Required work:
Below is a listing; write it out exactly and drop any images from it.

Stored records:
+++++

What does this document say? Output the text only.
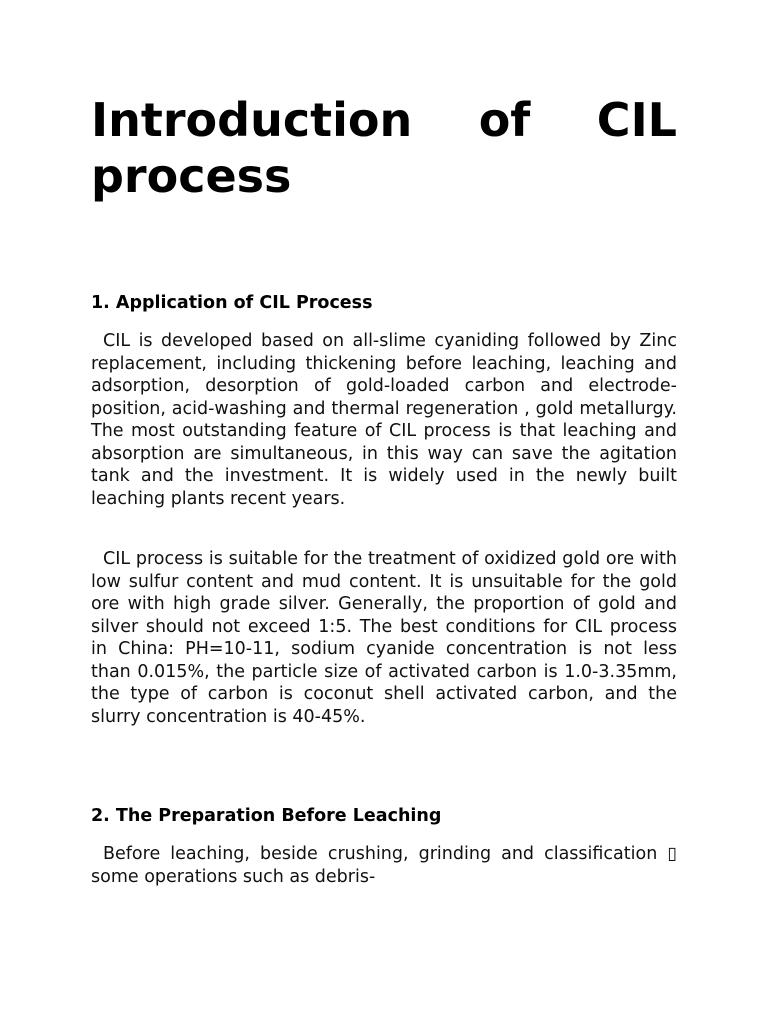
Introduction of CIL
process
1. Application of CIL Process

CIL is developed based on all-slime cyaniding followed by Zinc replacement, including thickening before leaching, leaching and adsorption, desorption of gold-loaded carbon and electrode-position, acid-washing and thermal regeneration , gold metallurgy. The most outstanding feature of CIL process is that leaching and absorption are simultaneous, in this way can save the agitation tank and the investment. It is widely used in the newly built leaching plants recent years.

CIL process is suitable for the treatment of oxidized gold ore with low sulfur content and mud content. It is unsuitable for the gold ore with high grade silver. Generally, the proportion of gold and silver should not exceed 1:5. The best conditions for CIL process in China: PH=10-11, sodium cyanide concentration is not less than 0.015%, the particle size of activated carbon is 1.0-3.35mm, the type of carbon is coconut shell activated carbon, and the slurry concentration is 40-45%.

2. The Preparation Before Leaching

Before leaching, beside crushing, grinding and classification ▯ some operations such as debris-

+++++

Solution:
What does this document say? Output the text only.
Introduction of CIL
process
1. Application of CIL Process

CIL is developed based on all-slime cyaniding followed by Zinc replacement, including thickening before leaching, leaching and adsorption, desorption of gold-loaded carbon and electrode-position, acid-washing and thermal regeneration , gold metallurgy. The most outstanding feature of CIL process is that leaching and absorption are simultaneous, in this way can save the agitation tank and the investment. It is widely used in the newly built leaching plants recent years.

CIL process is suitable for the treatment of oxidized gold ore with low sulfur content and mud content. It is unsuitable for the gold ore with high grade silver. Generally, the proportion of gold and silver should not exceed 1:5. The best conditions for CIL process in China: PH=10-11, sodium cyanide concentration is not less than 0.015%, the particle size of activated carbon is 1.0-3.35mm, the type of carbon is coconut shell activated carbon, and the slurry concentration is 40-45%.

2. The Preparation Before Leaching

Before leaching, beside crushing, grinding and classification ▯ some operations such as debris-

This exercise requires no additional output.